-- WHAT YOU NEED TO DO --
Transcribe the full listing exactly, and drop every picture.

---*---

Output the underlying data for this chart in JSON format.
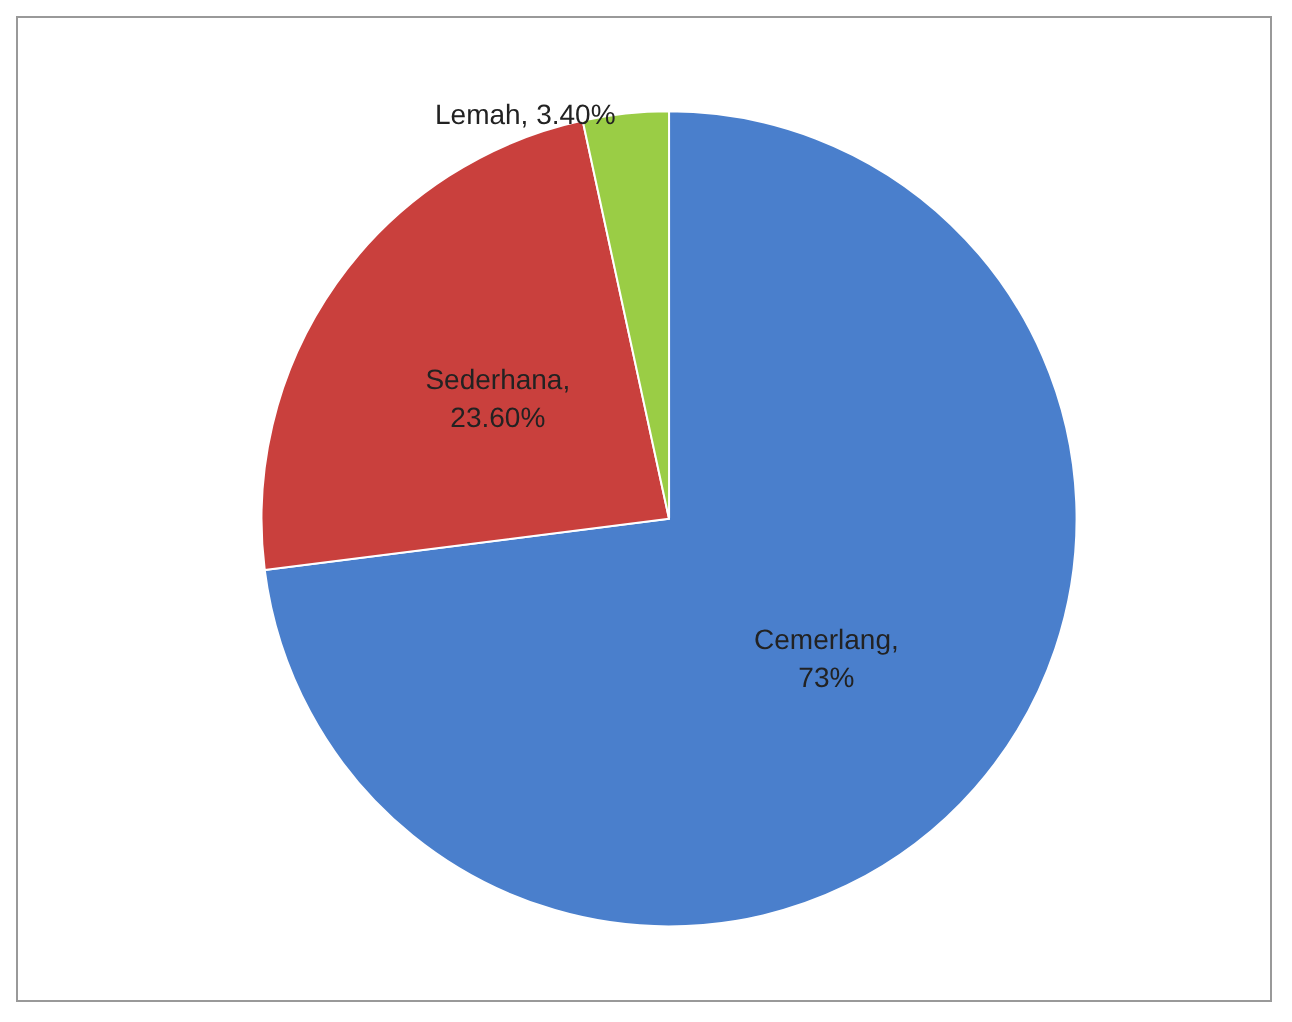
{
  "chart_data": {
    "type": "pie",
    "categories": [
      "Cemerlang",
      "Sederhana",
      "Lemah"
    ],
    "values": [
      73,
      23.6,
      3.4
    ],
    "value_labels": [
      ", 73%",
      ", 23.60%",
      ", 3.40%"
    ],
    "colors": [
      "#4a7fcc",
      "#c9403d",
      "#9acd45"
    ],
    "legend": false
  }
}
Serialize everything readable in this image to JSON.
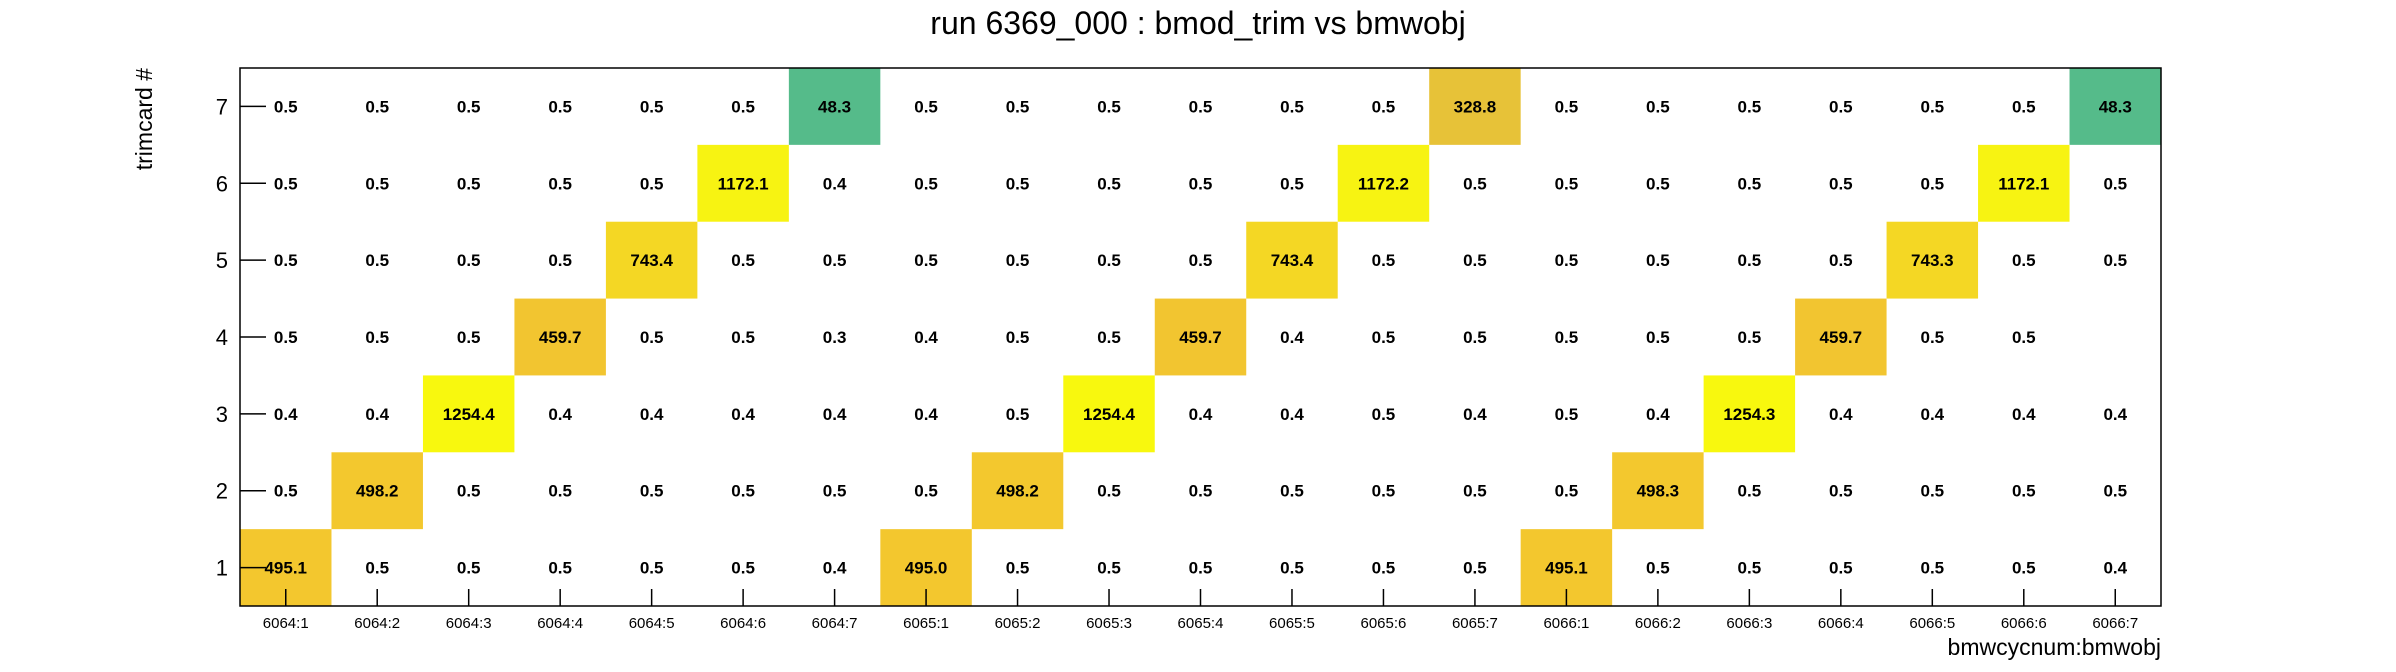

---*---

-- OUTPUT FOR THIS EXERCISE --
Output the underlying data for this chart in JSON format.
{
  "chart_data": {
    "type": "pie",
    "categories": [
      "Cemerlang",
      "Sederhana",
      "Lemah"
    ],
    "values": [
      73,
      23.6,
      3.4
    ],
    "value_labels": [
      ", 73%",
      ", 23.60%",
      ", 3.40%"
    ],
    "colors": [
      "#4a7fcc",
      "#c9403d",
      "#9acd45"
    ],
    "legend": false
  }
}
Serialize everything readable in this image to JSON.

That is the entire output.